Arrange the rows below as a JSON list of strings, one string per line, starting at the line that contains "nav-edit-pill[interactable]: 编辑 <box>343" and ending at the line that contains "ruler-tick <box>477 775 480 797</box>", both included.

Spatial annotation rows:
▬▬▬▬▬▬

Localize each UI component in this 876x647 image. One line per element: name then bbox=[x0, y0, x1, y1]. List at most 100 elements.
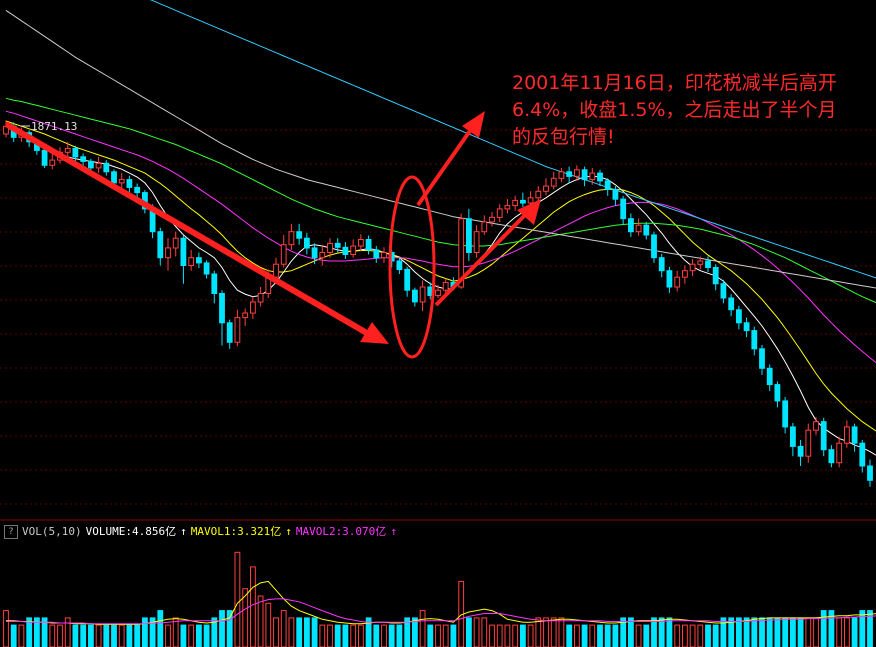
volume-bar bbox=[250, 566, 256, 647]
candle-body bbox=[697, 260, 704, 265]
volume-bar bbox=[80, 624, 87, 647]
candle-body bbox=[859, 442, 866, 467]
candle-body bbox=[180, 237, 187, 266]
volume-bar bbox=[820, 610, 827, 647]
downtrend-arrow bbox=[4, 121, 374, 339]
candle-body bbox=[666, 270, 673, 288]
volume-bar bbox=[527, 624, 534, 647]
candle-body bbox=[327, 242, 333, 253]
volume-bar bbox=[126, 624, 133, 647]
candle-body bbox=[342, 246, 349, 256]
candle-body bbox=[280, 244, 287, 265]
ma-line-2 bbox=[5, 120, 876, 432]
candle-body bbox=[797, 445, 804, 457]
volume-bar bbox=[797, 617, 804, 647]
volume-bar bbox=[720, 617, 727, 647]
annotation-line-1: 2001年11月16日，印花税减半后高开 bbox=[512, 72, 837, 94]
volume-bar bbox=[489, 624, 495, 647]
volume-bar bbox=[304, 617, 310, 647]
candle-body bbox=[535, 190, 542, 199]
candle-body bbox=[134, 186, 141, 194]
candle-body bbox=[442, 281, 449, 291]
candle-body bbox=[473, 231, 480, 253]
candle-body bbox=[304, 237, 310, 249]
volume-bar bbox=[774, 617, 781, 647]
candle-body bbox=[103, 162, 110, 173]
candle-body bbox=[574, 169, 580, 177]
candle-body bbox=[867, 465, 873, 481]
volume-bar bbox=[666, 617, 673, 647]
volume-bar bbox=[219, 610, 225, 647]
volume-bar bbox=[597, 624, 603, 647]
volume-bar bbox=[257, 595, 264, 647]
candle-body bbox=[813, 421, 819, 431]
candle-body bbox=[736, 309, 742, 324]
candle-body bbox=[566, 171, 573, 177]
candle-body bbox=[157, 231, 164, 259]
candle-body bbox=[628, 218, 634, 233]
volume-bar bbox=[188, 624, 195, 647]
volume-bar bbox=[473, 617, 480, 647]
moving-average-lines bbox=[5, 0, 876, 456]
volume-bars bbox=[3, 551, 873, 647]
candle-body bbox=[334, 242, 341, 248]
candle-body bbox=[350, 245, 357, 255]
candle-body bbox=[381, 252, 387, 259]
candle-body bbox=[226, 322, 233, 343]
volume-bar bbox=[689, 624, 696, 647]
volume-bar bbox=[412, 617, 418, 647]
help-icon[interactable]: ? bbox=[4, 525, 18, 539]
volume-bar bbox=[296, 617, 303, 647]
mavol1-arrow-icon: ↑ bbox=[285, 525, 292, 538]
mavol2-arrow-icon: ↑ bbox=[390, 525, 397, 538]
volume-bar bbox=[435, 624, 441, 647]
candle-body bbox=[635, 224, 642, 233]
volume-bar bbox=[790, 617, 796, 647]
volume-bar bbox=[388, 624, 395, 647]
candle-body bbox=[250, 301, 256, 314]
candle-body bbox=[72, 147, 79, 158]
volume-bar bbox=[327, 624, 333, 647]
candle-body bbox=[520, 199, 526, 204]
candle-body bbox=[589, 172, 596, 181]
volume-bar bbox=[450, 624, 457, 647]
candle-body bbox=[489, 216, 495, 223]
volume-bar bbox=[358, 624, 364, 647]
volume-bar bbox=[543, 617, 549, 647]
volume-bar bbox=[643, 624, 650, 647]
volume-bar bbox=[172, 617, 179, 647]
annotation-line-2: 6.4%，收盘1.5%，之后走出了半个月 bbox=[512, 99, 837, 121]
candle-body bbox=[828, 449, 835, 464]
ma-line-1 bbox=[5, 127, 876, 456]
candle-body bbox=[95, 162, 102, 169]
candle-body bbox=[234, 317, 241, 343]
volume-bar bbox=[782, 617, 789, 647]
candle-body bbox=[759, 348, 765, 369]
volume-bar bbox=[612, 624, 619, 647]
candle-body bbox=[820, 421, 827, 451]
volume-bar bbox=[550, 617, 557, 647]
candle-body bbox=[481, 221, 488, 233]
candle-body bbox=[211, 273, 218, 294]
candle-body bbox=[512, 199, 519, 207]
volume-bar bbox=[736, 617, 742, 647]
volume-bar bbox=[705, 624, 711, 647]
volume-bar bbox=[466, 617, 472, 647]
volume-bar bbox=[674, 624, 681, 647]
candle-body bbox=[674, 276, 681, 288]
volume-bar bbox=[350, 624, 357, 647]
candle-body bbox=[844, 426, 850, 444]
candle-body bbox=[651, 234, 657, 259]
candle-body bbox=[643, 224, 650, 236]
volume-bar bbox=[10, 624, 17, 647]
volume-bar bbox=[419, 610, 426, 647]
volume-bar bbox=[95, 624, 102, 647]
volume-bar bbox=[427, 624, 434, 647]
volume-bar bbox=[157, 610, 164, 647]
candle-body bbox=[558, 171, 565, 179]
candle-body bbox=[64, 147, 71, 153]
candle-body bbox=[496, 208, 503, 218]
volume-bar bbox=[574, 624, 580, 647]
volume-bar bbox=[373, 624, 380, 647]
candle-body bbox=[358, 239, 364, 247]
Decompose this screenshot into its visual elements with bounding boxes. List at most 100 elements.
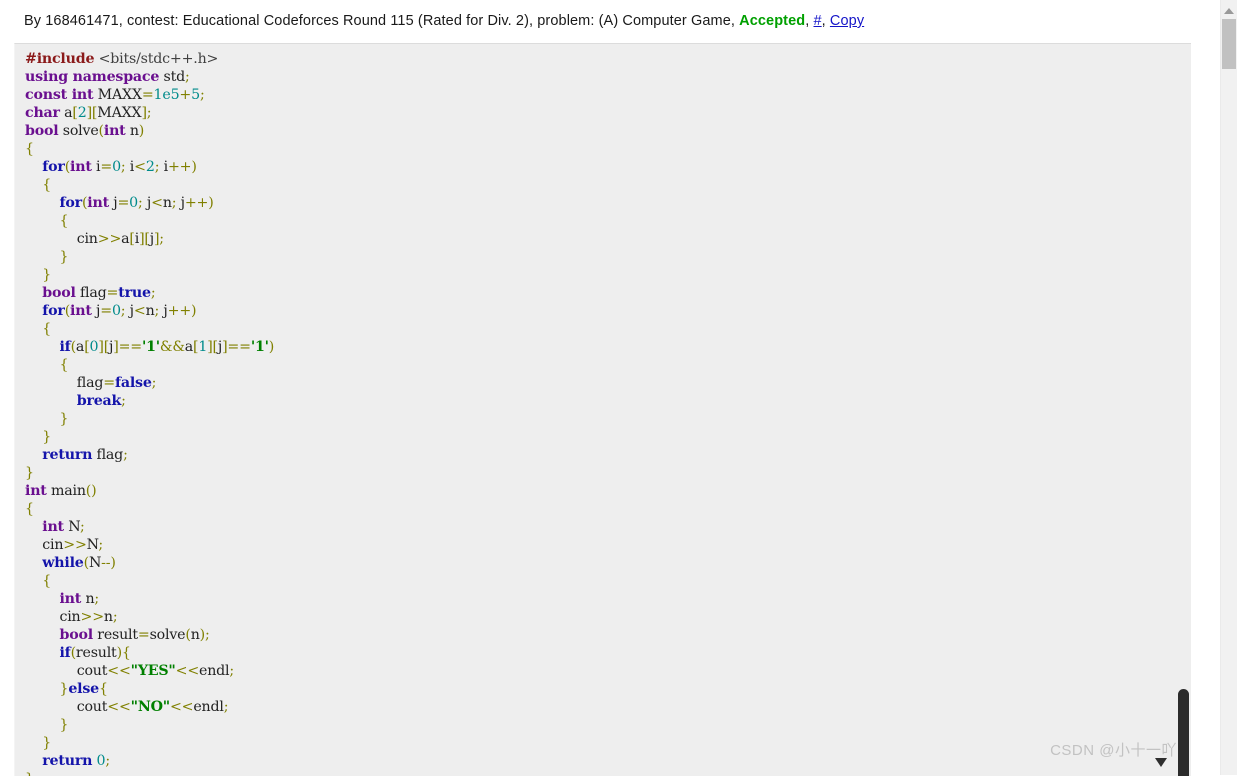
code-token-op: { xyxy=(42,573,52,589)
code-token-id: solve xyxy=(58,123,99,139)
code-token-op: << xyxy=(169,699,194,715)
header-separator-1: , xyxy=(730,13,740,29)
code-line: } xyxy=(25,267,51,283)
code-token-id xyxy=(25,177,42,193)
code-token-op: () xyxy=(85,483,97,499)
code-token-id xyxy=(25,627,59,643)
code-vertical-scrollbar-thumb[interactable] xyxy=(1178,689,1189,776)
code-token-id: cin xyxy=(25,609,81,625)
code-token-str: "NO" xyxy=(130,699,171,715)
code-line: } xyxy=(25,771,34,776)
code-token-op: ][ xyxy=(207,339,218,355)
code-token-num: 0 xyxy=(112,159,121,175)
code-token-op: = xyxy=(103,375,115,391)
code-token-num: 2 xyxy=(145,159,155,175)
code-token-id xyxy=(25,735,42,751)
code-token-id: i xyxy=(125,159,135,175)
code-token-op: } xyxy=(42,429,52,445)
code-token-str: '1' xyxy=(250,339,269,355)
code-token-id: N xyxy=(86,537,99,553)
code-line: { xyxy=(25,141,34,157)
code-line: { xyxy=(25,213,68,229)
code-token-op: ; xyxy=(105,753,110,769)
code-line: for(int i=0; i<2; i++) xyxy=(25,159,197,175)
code-line: const int MAXX=1e5+5; xyxy=(25,87,205,103)
code-token-op: ++) xyxy=(167,303,197,319)
code-token-op: << xyxy=(107,699,131,715)
code-token-op: ]; xyxy=(141,105,152,121)
code-token-op: ){ xyxy=(116,645,131,661)
code-token-id: a xyxy=(184,339,194,355)
code-line: using namespace std; xyxy=(25,69,190,85)
source-code[interactable]: #include <bits/stdc++.h> using namespace… xyxy=(15,44,1191,776)
code-token-ctl: return xyxy=(42,447,93,463)
code-line: return flag; xyxy=(25,447,128,463)
code-line: break; xyxy=(25,393,126,409)
code-token-id xyxy=(25,159,42,175)
code-token-id xyxy=(25,717,59,733)
code-token-ctl: for xyxy=(42,159,65,175)
code-token-id: cout xyxy=(25,699,108,715)
code-line: { xyxy=(25,177,51,193)
page-vertical-scrollbar[interactable] xyxy=(1220,0,1237,775)
code-token-kw: const int xyxy=(25,87,94,103)
code-token-id xyxy=(25,321,42,337)
submission-by-prefix: By xyxy=(24,13,46,29)
watermark-caret-icon xyxy=(1155,758,1167,767)
code-line: } xyxy=(25,429,51,445)
code-token-ctl: if xyxy=(59,645,71,661)
header-separator-3: , xyxy=(821,13,830,29)
code-token-op: >> xyxy=(97,231,122,247)
code-line: bool result=solve(n); xyxy=(25,627,209,643)
contest-label: , contest: xyxy=(118,13,183,29)
code-token-id: result xyxy=(75,645,117,661)
code-token-ctl: else xyxy=(68,681,99,697)
code-token-op: ; xyxy=(223,699,229,715)
code-line: cin>>N; xyxy=(25,537,103,553)
code-token-op: = xyxy=(106,285,119,301)
code-token-ctl: for xyxy=(59,195,82,211)
code-line: } xyxy=(25,249,68,265)
code-token-id xyxy=(25,555,42,571)
code-token-pre: #include xyxy=(25,51,95,67)
code-token-id xyxy=(25,267,42,283)
code-token-id: result xyxy=(92,627,138,643)
code-token-op: } xyxy=(42,735,52,751)
code-token-id: MAXX xyxy=(97,105,142,121)
anchor-link[interactable]: # xyxy=(813,13,821,29)
scroll-up-arrow-icon[interactable] xyxy=(1221,4,1237,17)
code-token-num: 2 xyxy=(77,105,87,121)
code-token-op: { xyxy=(59,357,69,373)
code-token-id xyxy=(25,681,59,697)
page-scrollbar-thumb[interactable] xyxy=(1222,19,1236,69)
code-line: cin>>n; xyxy=(25,609,117,625)
code-token-op: ]== xyxy=(113,339,142,355)
code-token-op: ]; xyxy=(153,231,164,247)
code-token-op: = xyxy=(141,87,154,103)
code-line: } xyxy=(25,411,68,427)
code-token-op: ; xyxy=(79,519,85,535)
code-block[interactable]: #include <bits/stdc++.h> using namespace… xyxy=(14,43,1191,776)
code-token-op: } xyxy=(59,717,69,733)
code-token-op: --) xyxy=(101,555,116,571)
code-token-str: "YES" xyxy=(130,663,176,679)
code-token-op: ; xyxy=(94,591,99,607)
code-token-ctl: return xyxy=(42,753,93,769)
code-token-kw: char xyxy=(25,105,60,121)
code-token-op: < xyxy=(133,303,146,319)
code-token-ctl: break xyxy=(76,393,122,409)
code-token-op: = xyxy=(100,303,112,319)
code-token-ctl: if xyxy=(59,339,71,355)
code-token-id: flag xyxy=(92,447,124,463)
code-token-id: n xyxy=(103,609,113,625)
code-line: { xyxy=(25,321,51,337)
code-token-id: cin xyxy=(25,231,98,247)
code-token-op: } xyxy=(59,411,69,427)
code-token-op: = xyxy=(100,159,113,175)
code-token-op: ; xyxy=(151,375,157,391)
code-line: { xyxy=(25,501,34,517)
code-token-id xyxy=(25,411,59,427)
copy-code-link[interactable]: Copy xyxy=(830,13,864,29)
code-token-id xyxy=(25,519,42,535)
code-token-id xyxy=(25,753,42,769)
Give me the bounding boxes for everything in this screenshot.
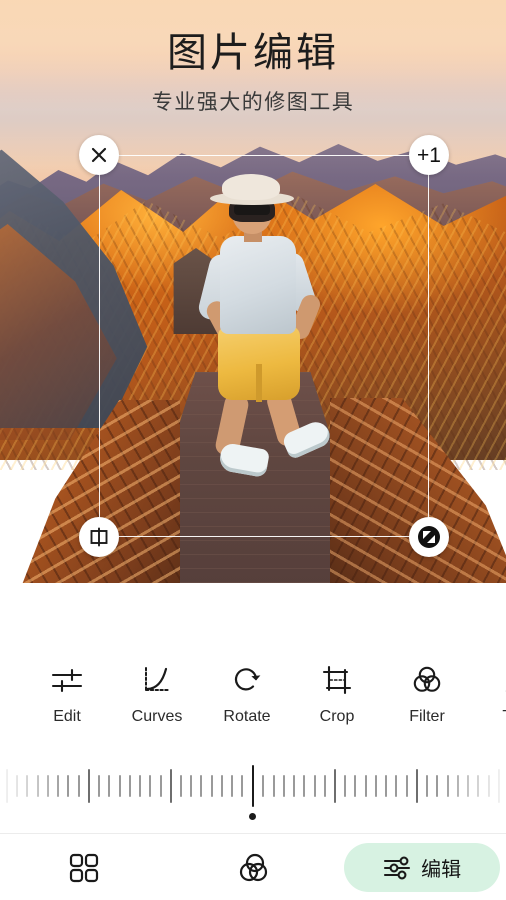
nav-edit-pill[interactable]: 编辑 <box>343 843 500 892</box>
ruler-tick <box>6 769 8 803</box>
selection-frame[interactable] <box>99 155 429 537</box>
ruler-tick <box>313 775 316 797</box>
ruler-tick <box>477 775 480 797</box>
mirror-handle-button[interactable] <box>79 517 119 557</box>
ruler-tick <box>149 775 152 797</box>
ruler-tick <box>467 775 470 797</box>
ruler-tick <box>456 775 459 797</box>
ruler-value-indicator <box>249 813 256 820</box>
nav-item-edit[interactable]: 编辑 <box>337 843 506 892</box>
text-a-icon <box>472 658 506 702</box>
ruler-tick <box>139 775 142 797</box>
sliders-icon <box>22 658 112 702</box>
grid-icon <box>67 851 101 885</box>
ruler-tick <box>179 775 182 797</box>
tool-rotate[interactable]: Rotate <box>202 658 292 726</box>
ruler-tick <box>334 769 336 803</box>
ruler-tick <box>57 775 60 797</box>
ruler-tick <box>200 775 203 797</box>
ruler-tick <box>405 775 408 797</box>
ruler-tick <box>190 775 193 797</box>
ruler-tick <box>128 775 131 797</box>
ruler-tick <box>354 775 357 797</box>
ruler-tick <box>303 775 306 797</box>
ruler-tick <box>436 775 439 797</box>
ruler-tick <box>344 775 347 797</box>
tool-curves[interactable]: Curves <box>112 658 202 726</box>
tool-strip[interactable]: Edit Curves Rotate Crop Filter <box>0 658 506 726</box>
ruler-tick <box>251 765 255 807</box>
mirror-flip-icon <box>88 526 110 548</box>
ruler-tick <box>415 769 418 803</box>
crop-icon <box>292 658 382 702</box>
close-icon <box>89 145 109 165</box>
ruler-tick <box>36 775 39 797</box>
editor-panel: Edit Curves Rotate Crop Filter 编辑 <box>0 583 506 900</box>
ruler-tick <box>487 775 490 797</box>
page-subtitle: 专业强大的修图工具 <box>151 91 355 114</box>
tool-filter[interactable]: Filter <box>382 658 472 726</box>
layer-count-badge[interactable]: +1 <box>409 135 449 175</box>
ruler-tick <box>87 769 90 803</box>
ruler-tick <box>231 775 234 797</box>
tool-rotate-label: Rotate <box>223 708 271 725</box>
ruler-tick <box>395 775 398 797</box>
ruler-tick <box>262 775 265 797</box>
tool-text[interactable]: Text <box>472 658 506 726</box>
ruler-tick <box>98 775 101 797</box>
ruler-tick <box>77 775 80 797</box>
nav-edit-label: 编辑 <box>421 859 462 881</box>
ruler-tick <box>272 775 275 797</box>
hero-text-block: 图片编辑 专业强大的修图工具 <box>0 28 506 116</box>
ruler-tick <box>16 775 19 797</box>
filter-circles-icon <box>382 658 472 702</box>
ruler-tick <box>118 775 121 797</box>
tool-crop[interactable]: Crop <box>292 658 382 726</box>
ruler-tick <box>497 769 500 803</box>
resize-handle-button[interactable] <box>409 517 449 557</box>
ruler-tick <box>241 775 244 797</box>
nav-item-filter[interactable] <box>169 851 338 885</box>
ruler-tick <box>385 775 388 797</box>
nav-item-grid[interactable] <box>0 851 169 885</box>
adjust-sliders-icon <box>382 854 412 882</box>
ruler-tick <box>169 769 172 803</box>
ruler-tick <box>374 775 377 797</box>
ruler-tick <box>159 775 162 797</box>
intensity-slider[interactable] <box>0 763 506 825</box>
ruler-tick <box>108 775 111 797</box>
plus-one-badge-label: +1 <box>417 143 441 167</box>
page-title: 图片编辑 <box>167 31 339 75</box>
ruler-tick <box>426 775 429 797</box>
bottom-nav[interactable]: 编辑 <box>0 833 506 900</box>
app-screen: 图片编辑 专业强大的修图工具 +1 Edit Curves Rotate Cro… <box>0 0 506 900</box>
ruler-tick <box>46 775 49 797</box>
ruler-tick <box>282 775 285 797</box>
ruler-tick <box>210 775 213 797</box>
ruler-tick <box>293 775 296 797</box>
ruler-tick <box>446 775 449 797</box>
tool-edit[interactable]: Edit <box>22 658 112 726</box>
resize-diagonal-icon <box>418 526 440 548</box>
curves-icon <box>112 658 202 702</box>
tool-filter-label: Filter <box>409 708 445 725</box>
close-handle-button[interactable] <box>79 135 119 175</box>
tool-crop-label: Crop <box>319 708 355 725</box>
rotate-cw-icon <box>202 658 292 702</box>
tool-edit-label: Edit <box>53 708 81 725</box>
tool-curves-label: Curves <box>131 708 183 725</box>
tool-text-label: Text <box>472 708 506 726</box>
ruler-tick <box>26 775 29 797</box>
ruler-tick <box>220 775 223 797</box>
ruler-tick <box>364 775 367 797</box>
filter-circles-icon <box>235 851 271 885</box>
ruler-tick <box>67 775 70 797</box>
ruler-ticks[interactable] <box>0 763 506 809</box>
ruler-tick <box>323 775 326 797</box>
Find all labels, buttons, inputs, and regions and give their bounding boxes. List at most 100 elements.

▬▬▬▬▬▬

• _Solution to the exercise_:
[
  "nav-edit-pill[interactable]: 编辑 <box>343 843 500 892</box>",
  "ruler-tick <box>6 769 8 803</box>",
  "selection-frame[interactable] <box>99 155 429 537</box>",
  "ruler-tick <box>313 775 316 797</box>",
  "ruler-tick <box>477 775 480 797</box>"
]